**Extract to read:**
# Porter Cable 690 vs. Bosch 1617



## richgreer (Dec 25, 2009)

I've decided I want a light weight fixed base router that is dedicated to my dovetail jig. I think this is an application where fixed base is better.

It seems like the PC 690 and the Bosch 1617 are 2 good contenders.

Can anyone comment on one versus the other?

I've particularly interested in precise depth control.


----------



## Resurrected (Jan 11, 2011)

Porter Cable lost their way I think. Bosch I think is better even though there is a switch issue with the older models. Atleast the bosch runs true. Porter Cable need to get their act together. Last one I had wobbled at the shaft. Many bad reviews for this. Now on the other hand a older porter cable I would buy up in a heart beat.


----------



## jmichaeldesign (Oct 12, 2010)

Take a look at the Ridgid. I really like mine. Otherwise I'd take the Bosch for sure.

I'd think a D-Handle would be really nice for a dovetail jig. I also really like Milwaukee's rubber grip on the motor body.


----------



## cabmaker (Sep 16, 2010)

A vote for the 690


----------



## docholladay (Jan 9, 2010)

I have several of the PC 690 routers. So I suppose it would have to get my vote. I was very happy with the first one and since I wanted my accessories to work with all of my routers, I just kept buying PC's. I have had some Craftsman routers in the same class that I did not like at all. I do have on non PC router and it is a vintage Stanley router. It is a little smaller than the PC and I use it more like a trim or laminate router. As for the other brands, I don't have any experience with them.


----------



## Pop (Aug 6, 2007)

I have an old 690. It's my go to router for off router table use. I've sold the Bosch. It's one fine router. With the bouncing about of Porter-Cable owners I,m inclined to favor the Bosch.

**Problems to solve:**
**a)** List the usernames of everyone who posted in the thread comparing the Porter Cable 690 and the Bosch 1617.
**b)** Output the part of the router thread that begins at the words "## jmichaeldesign (Oct" and stops after "the motor body.".

**Provided records:**
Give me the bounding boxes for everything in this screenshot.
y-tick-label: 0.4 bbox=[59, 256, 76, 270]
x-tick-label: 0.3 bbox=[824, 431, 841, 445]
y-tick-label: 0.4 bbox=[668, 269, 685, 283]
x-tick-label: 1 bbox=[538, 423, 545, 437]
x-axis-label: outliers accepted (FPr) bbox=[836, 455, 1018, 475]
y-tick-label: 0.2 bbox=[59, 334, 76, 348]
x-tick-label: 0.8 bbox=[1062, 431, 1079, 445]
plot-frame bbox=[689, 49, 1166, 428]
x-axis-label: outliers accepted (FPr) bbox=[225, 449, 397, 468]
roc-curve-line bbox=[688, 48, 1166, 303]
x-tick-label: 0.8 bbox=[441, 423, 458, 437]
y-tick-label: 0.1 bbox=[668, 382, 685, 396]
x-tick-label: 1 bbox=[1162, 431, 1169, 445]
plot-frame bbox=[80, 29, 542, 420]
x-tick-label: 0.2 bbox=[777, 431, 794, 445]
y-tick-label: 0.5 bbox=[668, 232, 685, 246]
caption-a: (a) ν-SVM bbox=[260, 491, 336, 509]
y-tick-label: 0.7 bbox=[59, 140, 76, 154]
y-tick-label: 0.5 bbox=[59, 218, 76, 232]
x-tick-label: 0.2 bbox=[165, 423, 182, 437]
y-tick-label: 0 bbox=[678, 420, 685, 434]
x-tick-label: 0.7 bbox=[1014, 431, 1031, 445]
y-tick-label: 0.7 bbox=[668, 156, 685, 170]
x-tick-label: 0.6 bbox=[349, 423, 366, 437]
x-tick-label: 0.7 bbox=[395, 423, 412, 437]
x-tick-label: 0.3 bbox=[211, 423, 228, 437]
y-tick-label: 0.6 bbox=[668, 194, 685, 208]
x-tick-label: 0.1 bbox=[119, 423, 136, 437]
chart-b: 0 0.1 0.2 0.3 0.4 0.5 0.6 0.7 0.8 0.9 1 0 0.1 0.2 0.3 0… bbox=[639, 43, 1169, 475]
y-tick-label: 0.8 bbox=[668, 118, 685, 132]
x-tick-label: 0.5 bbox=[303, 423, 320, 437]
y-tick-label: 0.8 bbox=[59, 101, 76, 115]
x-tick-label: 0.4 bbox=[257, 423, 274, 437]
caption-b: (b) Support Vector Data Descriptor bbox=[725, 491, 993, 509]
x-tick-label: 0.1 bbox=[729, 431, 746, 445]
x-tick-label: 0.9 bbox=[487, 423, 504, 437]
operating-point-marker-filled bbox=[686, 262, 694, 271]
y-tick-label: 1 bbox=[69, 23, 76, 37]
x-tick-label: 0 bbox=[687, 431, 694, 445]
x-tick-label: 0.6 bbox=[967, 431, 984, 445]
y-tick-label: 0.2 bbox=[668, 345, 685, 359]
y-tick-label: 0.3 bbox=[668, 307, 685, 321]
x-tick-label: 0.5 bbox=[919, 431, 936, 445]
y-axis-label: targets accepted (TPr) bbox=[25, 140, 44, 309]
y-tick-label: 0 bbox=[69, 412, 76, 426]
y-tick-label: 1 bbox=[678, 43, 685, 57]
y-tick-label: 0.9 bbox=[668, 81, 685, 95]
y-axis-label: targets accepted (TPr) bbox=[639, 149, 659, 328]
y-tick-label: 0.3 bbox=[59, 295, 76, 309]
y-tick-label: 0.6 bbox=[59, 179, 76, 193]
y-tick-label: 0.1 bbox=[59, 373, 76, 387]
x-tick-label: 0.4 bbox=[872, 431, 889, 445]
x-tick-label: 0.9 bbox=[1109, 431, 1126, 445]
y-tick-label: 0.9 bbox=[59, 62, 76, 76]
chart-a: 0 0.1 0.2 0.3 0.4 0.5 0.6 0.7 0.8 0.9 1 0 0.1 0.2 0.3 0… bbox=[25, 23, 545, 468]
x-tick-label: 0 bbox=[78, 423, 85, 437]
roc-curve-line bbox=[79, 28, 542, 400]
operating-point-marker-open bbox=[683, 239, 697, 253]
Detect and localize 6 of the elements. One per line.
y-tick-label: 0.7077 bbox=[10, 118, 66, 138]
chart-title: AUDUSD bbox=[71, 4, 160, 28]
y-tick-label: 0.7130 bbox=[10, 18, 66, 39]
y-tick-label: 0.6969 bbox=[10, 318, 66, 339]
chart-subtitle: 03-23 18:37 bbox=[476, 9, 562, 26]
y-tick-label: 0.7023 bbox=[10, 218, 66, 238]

**Results:**
**a)**
richgreer
Resurrected
jmichaeldesign
cabmaker
docholladay
Pop

**b)**
## jmichaeldesign (Oct 12, 2010)

Take a look at the Ridgid. I really like mine. Otherwise I'd take the Bosch for sure.

I'd think a D-Handle would be really nice for a dovetail jig. I also really like Milwaukee's rubber grip on the motor body.